• Set task
Select every line below containing the word "title".

• Stored records
*-*-*
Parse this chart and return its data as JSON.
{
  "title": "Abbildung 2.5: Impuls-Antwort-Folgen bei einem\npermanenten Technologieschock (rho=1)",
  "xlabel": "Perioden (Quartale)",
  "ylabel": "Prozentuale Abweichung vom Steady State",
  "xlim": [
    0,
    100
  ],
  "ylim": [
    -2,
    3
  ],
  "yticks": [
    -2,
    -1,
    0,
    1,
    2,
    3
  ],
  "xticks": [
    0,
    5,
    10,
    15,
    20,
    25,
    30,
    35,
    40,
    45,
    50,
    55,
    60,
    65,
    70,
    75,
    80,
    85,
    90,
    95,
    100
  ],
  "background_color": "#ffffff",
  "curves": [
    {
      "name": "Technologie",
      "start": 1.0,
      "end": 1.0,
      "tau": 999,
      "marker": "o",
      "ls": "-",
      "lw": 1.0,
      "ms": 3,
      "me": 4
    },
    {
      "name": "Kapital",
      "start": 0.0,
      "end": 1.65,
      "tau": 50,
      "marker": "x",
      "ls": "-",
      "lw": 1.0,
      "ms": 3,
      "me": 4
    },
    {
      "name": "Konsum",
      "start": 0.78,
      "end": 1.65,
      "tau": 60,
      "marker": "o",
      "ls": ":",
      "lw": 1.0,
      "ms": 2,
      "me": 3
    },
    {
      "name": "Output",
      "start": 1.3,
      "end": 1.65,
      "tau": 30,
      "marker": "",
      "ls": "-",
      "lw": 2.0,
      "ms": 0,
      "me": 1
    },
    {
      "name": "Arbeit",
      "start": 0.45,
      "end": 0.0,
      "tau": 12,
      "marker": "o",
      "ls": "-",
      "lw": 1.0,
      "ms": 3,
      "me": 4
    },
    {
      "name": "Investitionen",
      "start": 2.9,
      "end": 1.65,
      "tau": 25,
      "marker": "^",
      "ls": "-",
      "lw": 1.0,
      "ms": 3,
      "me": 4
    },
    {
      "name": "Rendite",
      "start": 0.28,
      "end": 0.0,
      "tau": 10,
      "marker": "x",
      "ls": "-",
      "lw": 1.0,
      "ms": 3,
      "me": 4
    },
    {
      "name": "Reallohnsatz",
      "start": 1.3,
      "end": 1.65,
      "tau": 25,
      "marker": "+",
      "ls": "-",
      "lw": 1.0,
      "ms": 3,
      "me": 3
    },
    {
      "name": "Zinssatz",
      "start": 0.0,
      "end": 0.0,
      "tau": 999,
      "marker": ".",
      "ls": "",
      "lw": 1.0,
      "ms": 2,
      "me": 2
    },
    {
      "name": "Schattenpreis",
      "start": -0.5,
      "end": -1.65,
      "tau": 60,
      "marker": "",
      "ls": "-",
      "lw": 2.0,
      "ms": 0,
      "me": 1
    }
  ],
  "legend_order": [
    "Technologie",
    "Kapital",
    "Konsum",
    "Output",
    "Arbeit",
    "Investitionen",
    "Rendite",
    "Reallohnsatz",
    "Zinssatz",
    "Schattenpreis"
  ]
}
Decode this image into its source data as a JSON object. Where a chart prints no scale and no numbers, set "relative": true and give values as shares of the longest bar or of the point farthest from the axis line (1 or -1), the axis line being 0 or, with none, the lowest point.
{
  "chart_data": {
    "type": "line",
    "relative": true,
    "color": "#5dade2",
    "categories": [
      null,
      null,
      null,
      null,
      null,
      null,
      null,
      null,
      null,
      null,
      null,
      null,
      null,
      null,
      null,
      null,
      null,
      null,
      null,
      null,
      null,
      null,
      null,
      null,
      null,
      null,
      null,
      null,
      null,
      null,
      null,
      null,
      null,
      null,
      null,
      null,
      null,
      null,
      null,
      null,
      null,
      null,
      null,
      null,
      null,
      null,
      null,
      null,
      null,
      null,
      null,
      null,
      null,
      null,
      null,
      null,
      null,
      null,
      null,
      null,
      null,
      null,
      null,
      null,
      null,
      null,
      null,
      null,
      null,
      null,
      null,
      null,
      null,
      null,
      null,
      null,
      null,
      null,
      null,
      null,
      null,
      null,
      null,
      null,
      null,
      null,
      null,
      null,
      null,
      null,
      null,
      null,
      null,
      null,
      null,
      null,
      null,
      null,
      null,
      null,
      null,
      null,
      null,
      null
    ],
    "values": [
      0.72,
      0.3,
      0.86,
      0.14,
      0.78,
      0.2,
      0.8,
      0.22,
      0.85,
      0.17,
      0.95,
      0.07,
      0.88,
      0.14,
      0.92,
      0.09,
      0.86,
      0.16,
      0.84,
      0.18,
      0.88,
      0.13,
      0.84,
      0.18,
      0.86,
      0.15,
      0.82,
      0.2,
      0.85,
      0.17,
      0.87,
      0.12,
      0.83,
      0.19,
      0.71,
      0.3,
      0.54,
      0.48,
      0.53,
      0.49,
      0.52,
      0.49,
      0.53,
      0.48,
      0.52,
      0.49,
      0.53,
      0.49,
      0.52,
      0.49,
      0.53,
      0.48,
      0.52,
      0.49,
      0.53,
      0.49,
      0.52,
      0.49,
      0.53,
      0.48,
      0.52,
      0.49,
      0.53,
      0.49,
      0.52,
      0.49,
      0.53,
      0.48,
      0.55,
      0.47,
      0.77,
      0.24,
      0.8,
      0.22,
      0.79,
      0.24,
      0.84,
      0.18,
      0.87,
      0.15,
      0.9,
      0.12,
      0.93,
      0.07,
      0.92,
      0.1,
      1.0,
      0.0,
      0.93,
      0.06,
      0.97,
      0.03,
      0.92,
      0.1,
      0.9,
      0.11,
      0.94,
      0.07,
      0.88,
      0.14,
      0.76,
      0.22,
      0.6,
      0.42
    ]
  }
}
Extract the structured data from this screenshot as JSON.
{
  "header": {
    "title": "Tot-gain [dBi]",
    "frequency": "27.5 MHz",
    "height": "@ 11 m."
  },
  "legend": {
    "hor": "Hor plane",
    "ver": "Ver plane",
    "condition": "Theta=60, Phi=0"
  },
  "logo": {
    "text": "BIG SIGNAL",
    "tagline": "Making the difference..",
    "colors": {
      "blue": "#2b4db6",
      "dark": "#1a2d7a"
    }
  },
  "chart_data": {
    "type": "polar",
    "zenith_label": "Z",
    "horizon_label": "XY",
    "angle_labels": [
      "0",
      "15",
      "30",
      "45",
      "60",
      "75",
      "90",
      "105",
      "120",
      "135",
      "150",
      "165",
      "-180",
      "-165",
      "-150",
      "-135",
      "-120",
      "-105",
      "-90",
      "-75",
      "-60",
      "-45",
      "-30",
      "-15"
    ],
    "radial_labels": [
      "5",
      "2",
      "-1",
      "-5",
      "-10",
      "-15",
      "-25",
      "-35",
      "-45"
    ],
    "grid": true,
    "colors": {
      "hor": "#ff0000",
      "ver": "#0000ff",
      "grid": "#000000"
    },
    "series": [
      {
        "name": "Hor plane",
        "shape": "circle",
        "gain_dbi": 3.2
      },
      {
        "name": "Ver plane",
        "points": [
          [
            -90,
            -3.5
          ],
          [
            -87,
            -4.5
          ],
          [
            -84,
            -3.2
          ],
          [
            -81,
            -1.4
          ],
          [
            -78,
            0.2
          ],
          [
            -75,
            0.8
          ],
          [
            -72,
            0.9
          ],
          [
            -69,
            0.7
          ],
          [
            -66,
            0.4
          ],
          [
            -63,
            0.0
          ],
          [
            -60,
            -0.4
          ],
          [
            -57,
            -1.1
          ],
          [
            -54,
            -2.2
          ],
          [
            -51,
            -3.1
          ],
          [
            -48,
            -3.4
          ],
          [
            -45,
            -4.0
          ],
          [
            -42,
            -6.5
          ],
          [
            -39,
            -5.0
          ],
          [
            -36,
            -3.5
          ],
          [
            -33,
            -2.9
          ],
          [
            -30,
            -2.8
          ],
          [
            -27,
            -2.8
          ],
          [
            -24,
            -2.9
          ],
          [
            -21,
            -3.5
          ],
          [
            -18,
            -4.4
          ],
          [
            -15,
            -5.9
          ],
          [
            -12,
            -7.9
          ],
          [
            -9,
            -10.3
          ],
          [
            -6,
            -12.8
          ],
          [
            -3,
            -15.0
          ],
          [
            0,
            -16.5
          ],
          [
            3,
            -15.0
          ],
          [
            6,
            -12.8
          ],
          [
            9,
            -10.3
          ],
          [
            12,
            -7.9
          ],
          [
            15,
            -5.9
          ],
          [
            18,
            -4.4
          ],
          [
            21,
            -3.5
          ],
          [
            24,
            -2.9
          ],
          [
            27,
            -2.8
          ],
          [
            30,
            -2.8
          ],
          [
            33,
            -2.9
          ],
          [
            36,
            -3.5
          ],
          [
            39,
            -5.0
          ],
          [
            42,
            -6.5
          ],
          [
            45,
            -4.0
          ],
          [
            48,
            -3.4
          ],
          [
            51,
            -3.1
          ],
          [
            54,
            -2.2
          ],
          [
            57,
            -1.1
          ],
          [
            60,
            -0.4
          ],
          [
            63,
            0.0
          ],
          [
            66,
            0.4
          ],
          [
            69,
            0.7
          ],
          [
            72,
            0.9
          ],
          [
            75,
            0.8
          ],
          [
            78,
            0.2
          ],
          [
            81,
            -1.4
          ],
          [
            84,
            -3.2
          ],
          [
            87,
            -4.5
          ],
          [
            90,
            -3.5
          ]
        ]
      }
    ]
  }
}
*-*-*
• The completed task
  "title": "Abbildung 2.5: Impuls-Antwort-Folgen bei einem\npermanenten Technologieschock (rho=1)",
    "title": "Tot-gain [dBi]",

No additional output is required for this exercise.